- [Stated problem 1]: Give the records as a Markdown table with the columns Row and Entry. Begin at the line that has "organizational-units-label: Organizational units" and stop after the line that has "generation-type-title: Generation type/parameter", leaving out blank lines.

┌─ Provided passage

Sunday, May 1, 2011

Day 4,5 and 6: A green bus, sheep, Irish music and so much more

Oh hey, from atop Ireland :)

I took a 3 day tour of “southern” Ireland through a company called Paddy Wagon tours. I hopped on the giant green bus at 9am and was ready to go. Over the course of the 3 days I met a lot of really cool people. The age range was 18 to upward of 50 and many of the girls I met on the tour were also traveling solo. All of the people my age were from Australia* (seriously, they are everywhere), but all very laidback people and we had an awesome time.

The tour began with our guide giving us a quick introduction. His name was Barry (though all the Aussies dubbed him “Baz”) and he’s from Cork. Throughout the tour he brought ample entertainment as well as knowledge to us. He sang, told jokes and gave us all the information we needed about the places we were going and where we stopped. He made the experience that much better and I felt safe on that bus, which is a difficult feat considering the tight and winding roads in Ireland (seriously, it all looked VERY scary).

└─
┌─ Exercise input

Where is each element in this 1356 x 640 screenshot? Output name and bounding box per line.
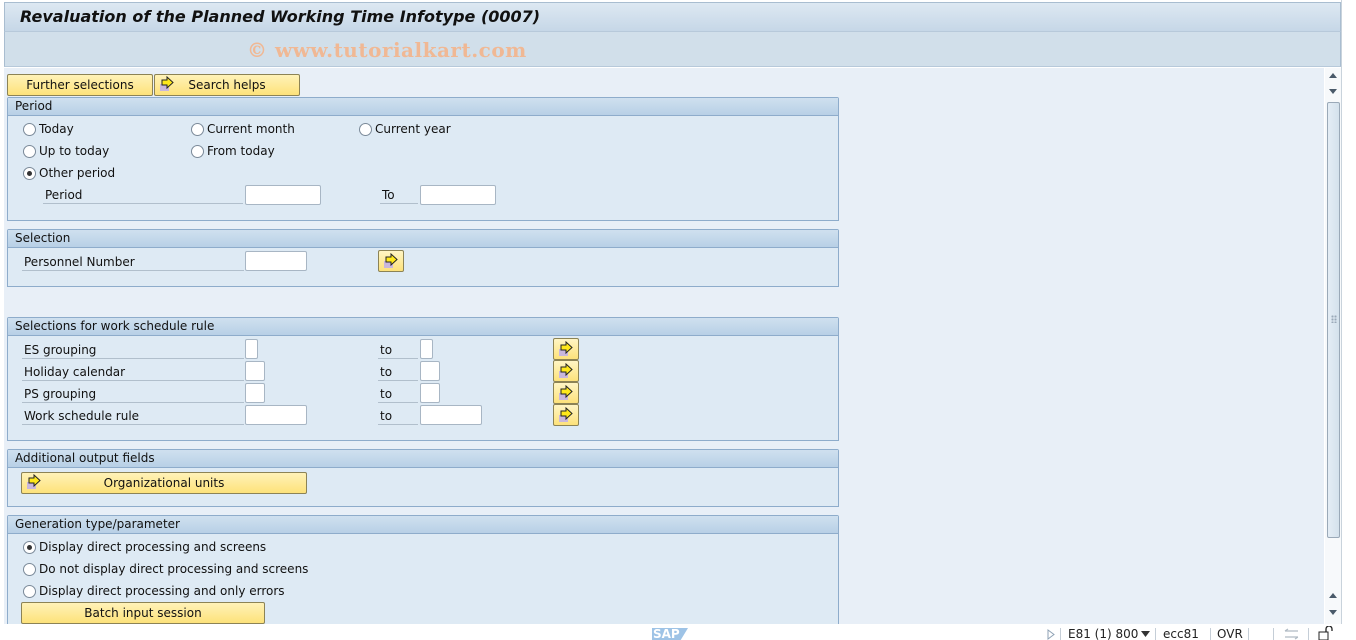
organizational-units-label: Organizational units [103,476,225,490]
radio-button[interactable] [23,562,36,576]
work-schedule-rule-from-input[interactable] [245,405,307,425]
period-from-input[interactable] [245,185,321,205]
dropdown-triangle-icon[interactable] [1141,631,1150,637]
sap-logo: SAP [652,628,692,640]
status-bar: SAP E81 (1) 800 ecc81 OVR [0,624,1356,640]
expand-status-triangle-icon[interactable] [1047,629,1055,640]
radio-up-to-today[interactable]: Up to today [23,144,109,158]
arrow-right-icon [383,253,399,269]
ps-grouping-to-label: to [378,386,418,403]
generation-type-group: Generation type/parameter Display direct… [7,515,839,624]
organizational-units-button[interactable]: Organizational units [21,472,307,494]
radio-current-year[interactable]: Current year [359,122,451,136]
arrow-right-icon [558,385,574,401]
es-grouping-multiple-selection-button[interactable] [553,338,579,360]
holiday-calendar-multiple-selection-button[interactable] [553,360,579,382]
work-schedule-rule-group-title: Selections for work schedule rule [8,318,838,336]
radio-from-today[interactable]: From today [191,144,275,158]
radio-button[interactable] [359,122,372,136]
title-bar: Revaluation of the Planned Working Time … [4,2,1341,32]
work-schedule-rule-to-label: to [378,408,418,425]
lock-icon[interactable] [1318,626,1334,640]
es-grouping-from-input[interactable] [245,339,258,359]
personnel-number-label: Personnel Number [22,254,244,271]
scroll-up-arrow-icon[interactable] [1327,69,1339,83]
ps-grouping-label: PS grouping [22,386,244,403]
period-label: Period [43,187,243,204]
arrow-right-icon [558,341,574,357]
vertical-scrollbar[interactable] [1325,68,1341,624]
server-name: ecc81 [1163,627,1199,640]
arrow-right-icon [159,76,175,92]
generation-type-title: Generation type/parameter [8,516,838,534]
work-schedule-rule-group: Selections for work schedule rule ES gro… [7,317,839,441]
arrow-right-icon [558,363,574,379]
search-helps-button[interactable]: Search helps [154,74,300,96]
selection-screen: Further selections Search helps Period T… [4,68,1324,624]
work-schedule-rule-label: Work schedule rule [22,408,244,425]
scroll-page-up-arrow-icon[interactable] [1327,589,1339,603]
work-schedule-rule-to-input[interactable] [420,405,482,425]
radio-button[interactable] [191,122,204,136]
insert-mode: OVR [1217,627,1243,640]
ps-grouping-multiple-selection-button[interactable] [553,382,579,404]
further-selections-label: Further selections [26,78,134,92]
arrow-right-icon [558,407,574,423]
watermark: © www.tutorialkart.com [247,38,527,62]
es-grouping-to-input[interactable] [420,339,433,359]
radio-button[interactable] [191,144,204,158]
personnel-number-input[interactable] [245,251,307,271]
ps-grouping-to-input[interactable] [420,383,440,403]
selection-group-title: Selection [8,230,838,248]
es-grouping-to-label: to [378,342,418,359]
arrow-right-icon [26,474,42,490]
work-schedule-rule-multiple-selection-button[interactable] [553,404,579,426]
holiday-calendar-to-input[interactable] [420,361,440,381]
holiday-calendar-from-input[interactable] [245,361,265,381]
scroll-down-arrow-icon[interactable] [1327,84,1339,98]
personnel-number-multiple-selection-button[interactable] [378,250,404,272]
batch-input-session-button[interactable]: Batch input session [21,602,265,624]
period-group: Period Today Current month Current year … [7,97,839,221]
radio-button[interactable] [23,144,36,158]
period-to-input[interactable] [420,185,496,205]
grip-icon [1331,315,1337,323]
window-edge [1341,0,1356,624]
period-to-label: To [380,187,418,204]
system-info: E81 (1) 800 [1068,627,1139,640]
further-selections-button[interactable]: Further selections [7,74,153,96]
additional-output-fields-title: Additional output fields [8,450,838,468]
scroll-page-down-arrow-icon[interactable] [1327,605,1339,619]
holiday-calendar-to-label: to [378,364,418,381]
search-helps-label: Search helps [188,78,266,92]
radio-button[interactable] [23,584,36,598]
radio-display-direct-processing-only-errors[interactable]: Display direct processing and only error… [23,584,285,598]
es-grouping-label: ES grouping [22,342,244,359]
radio-do-not-display-direct-processing[interactable]: Do not display direct processing and scr… [23,562,308,576]
radio-button[interactable] [23,122,36,136]
transfer-arrows-icon[interactable] [1284,628,1300,640]
radio-today[interactable]: Today [23,122,74,136]
ps-grouping-from-input[interactable] [245,383,265,403]
radio-button-selected[interactable] [23,540,36,554]
selection-group: Selection Personnel Number [7,229,839,287]
page-title: Revaluation of the Planned Working Time … [20,7,541,26]
additional-output-fields-group: Additional output fields Organizational … [7,449,839,507]
radio-current-month[interactable]: Current month [191,122,295,136]
holiday-calendar-label: Holiday calendar [22,364,244,381]
period-group-title: Period [8,98,838,116]
scrollbar-thumb[interactable] [1327,102,1340,538]
radio-other-period[interactable]: Other period [23,166,115,180]
batch-input-session-label: Batch input session [84,606,202,620]
radio-display-direct-processing-and-screens[interactable]: Display direct processing and screens [23,540,266,554]
radio-button-selected[interactable] [23,166,36,180]
application-toolbar: © www.tutorialkart.com [4,32,1341,67]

└─

- [Stated problem 2]: In the Ireland tour blog post, where is the guide Barry from?

- [Complete answer 1]:
| Row | Entry |
|---|---|
| 1 | organizational-units-label: Organizational units [103,476,225,490] |
| 2 | radio-button[interactable] [23,562,36,576] |
| 3 | work-schedule-rule-from-input[interactable] [245,405,307,425] |
| 4 | period-from-input[interactable] [245,185,321,205] |
| 5 | dropdown-triangle-icon[interactable] [1141,631,1150,637] |
| 6 | sap-logo: SAP [652,628,692,640] |
| 7 | status-bar: SAP E81 (1) 800 ecc81 OVR [0,624,1356,640] |
| 8 | expand-status-triangle-icon[interactable] [1047,629,1055,640] |
| 9 | radio-up-to-today[interactable]: Up to today [23,144,109,158] |
| 10 | arrow-right-icon [383,253,399,269] |
| 11 | ps-grouping-to-label: to [378,386,418,403] |
| 12 | generation-type-group: Generation type/parameter Display direct… [7,515,839,624] |
| 13 | organizational-units-button[interactable]: Organizational units [21,472,307,494] |
| 14 | radio-current-year[interactable]: Current year [359,122,451,136] |
| 15 | arrow-right-icon [558,385,574,401] |
| 16 | es-grouping-multiple-selection-button[interactable] [553,338,579,360] |
| 17 | holiday-calendar-multiple-selection-button[interactable] [553,360,579,382] |
| 18 | work-schedule-rule-group-title: Selections for work schedule rule [8,318,838,336] |
| 19 | radio-from-today[interactable]: From today [191,144,275,158] |
| 20 | radio-button[interactable] [359,122,372,136] |
| 21 | title-bar: Revaluation of the Planned Working Time … [4,2,1341,32] |
| 22 | work-schedule-rule-to-label: to [378,408,418,425] |
| 23 | lock-icon[interactable] [1318,626,1334,640] |
| 24 | es-grouping-from-input[interactable] [245,339,258,359] |
| 25 | personnel-number-label: Personnel Number [22,254,244,271] |
| 26 | scroll-up-arrow-icon[interactable] [1327,69,1339,83] |
| 27 | ps-grouping-label: PS grouping [22,386,244,403] |
| 28 | period-label: Period [43,187,243,204] |
| 29 | arrow-right-icon [558,341,574,357] |
| 30 | vertical-scrollbar[interactable] [1325,68,1341,624] |
| 31 | server-name: ecc81 [1163,627,1199,640] |
| 32 | arrow-right-icon [159,76,175,92] |
| 33 | generation-type-title: Generation type/parameter [8,516,838,534] |

- [Complete answer 2]: Cork